___ PROVIDED RECORDS
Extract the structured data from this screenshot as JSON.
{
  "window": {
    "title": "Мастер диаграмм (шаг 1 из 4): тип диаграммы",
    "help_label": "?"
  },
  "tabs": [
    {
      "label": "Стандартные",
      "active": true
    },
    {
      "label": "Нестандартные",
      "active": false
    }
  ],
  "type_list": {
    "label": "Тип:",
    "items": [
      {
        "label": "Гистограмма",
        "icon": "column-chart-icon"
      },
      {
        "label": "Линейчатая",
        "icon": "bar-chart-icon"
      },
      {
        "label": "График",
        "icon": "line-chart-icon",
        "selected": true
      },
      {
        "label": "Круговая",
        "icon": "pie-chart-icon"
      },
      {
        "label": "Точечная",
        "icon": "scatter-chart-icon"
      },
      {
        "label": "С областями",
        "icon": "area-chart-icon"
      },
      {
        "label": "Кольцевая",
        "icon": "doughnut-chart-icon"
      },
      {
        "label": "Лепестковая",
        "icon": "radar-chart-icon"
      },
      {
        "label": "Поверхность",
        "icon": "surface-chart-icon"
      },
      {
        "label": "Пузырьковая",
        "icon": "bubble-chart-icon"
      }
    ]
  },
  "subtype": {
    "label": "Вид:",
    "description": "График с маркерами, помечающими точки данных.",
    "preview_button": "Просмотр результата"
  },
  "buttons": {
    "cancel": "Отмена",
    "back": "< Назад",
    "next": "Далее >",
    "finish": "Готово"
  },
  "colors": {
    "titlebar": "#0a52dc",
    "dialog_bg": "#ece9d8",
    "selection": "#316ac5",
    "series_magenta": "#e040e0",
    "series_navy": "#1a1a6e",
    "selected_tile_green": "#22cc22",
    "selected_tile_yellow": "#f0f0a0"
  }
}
______
**PROBLEM DETAILS**
Repeat every entry exactly as written above.

**PROBLEM SOLUTION**
Extract the structured data from this screenshot as JSON.
{
  "window": {
    "title": "Мастер диаграмм (шаг 1 из 4): тип диаграммы",
    "help_label": "?"
  },
  "tabs": [
    {
      "label": "Стандартные",
      "active": true
    },
    {
      "label": "Нестандартные",
      "active": false
    }
  ],
  "type_list": {
    "label": "Тип:",
    "items": [
      {
        "label": "Гистограмма",
        "icon": "column-chart-icon"
      },
      {
        "label": "Линейчатая",
        "icon": "bar-chart-icon"
      },
      {
        "label": "График",
        "icon": "line-chart-icon",
        "selected": true
      },
      {
        "label": "Круговая",
        "icon": "pie-chart-icon"
      },
      {
        "label": "Точечная",
        "icon": "scatter-chart-icon"
      },
      {
        "label": "С областями",
        "icon": "area-chart-icon"
      },
      {
        "label": "Кольцевая",
        "icon": "doughnut-chart-icon"
      },
      {
        "label": "Лепестковая",
        "icon": "radar-chart-icon"
      },
      {
        "label": "Поверхность",
        "icon": "surface-chart-icon"
      },
      {
        "label": "Пузырьковая",
        "icon": "bubble-chart-icon"
      }
    ]
  },
  "subtype": {
    "label": "Вид:",
    "description": "График с маркерами, помечающими точки данных.",
    "preview_button": "Просмотр результата"
  },
  "buttons": {
    "cancel": "Отмена",
    "back": "< Назад",
    "next": "Далее >",
    "finish": "Готово"
  },
  "colors": {
    "titlebar": "#0a52dc",
    "dialog_bg": "#ece9d8",
    "selection": "#316ac5",
    "series_magenta": "#e040e0",
    "series_navy": "#1a1a6e",
    "selected_tile_green": "#22cc22",
    "selected_tile_yellow": "#f0f0a0"
  }
}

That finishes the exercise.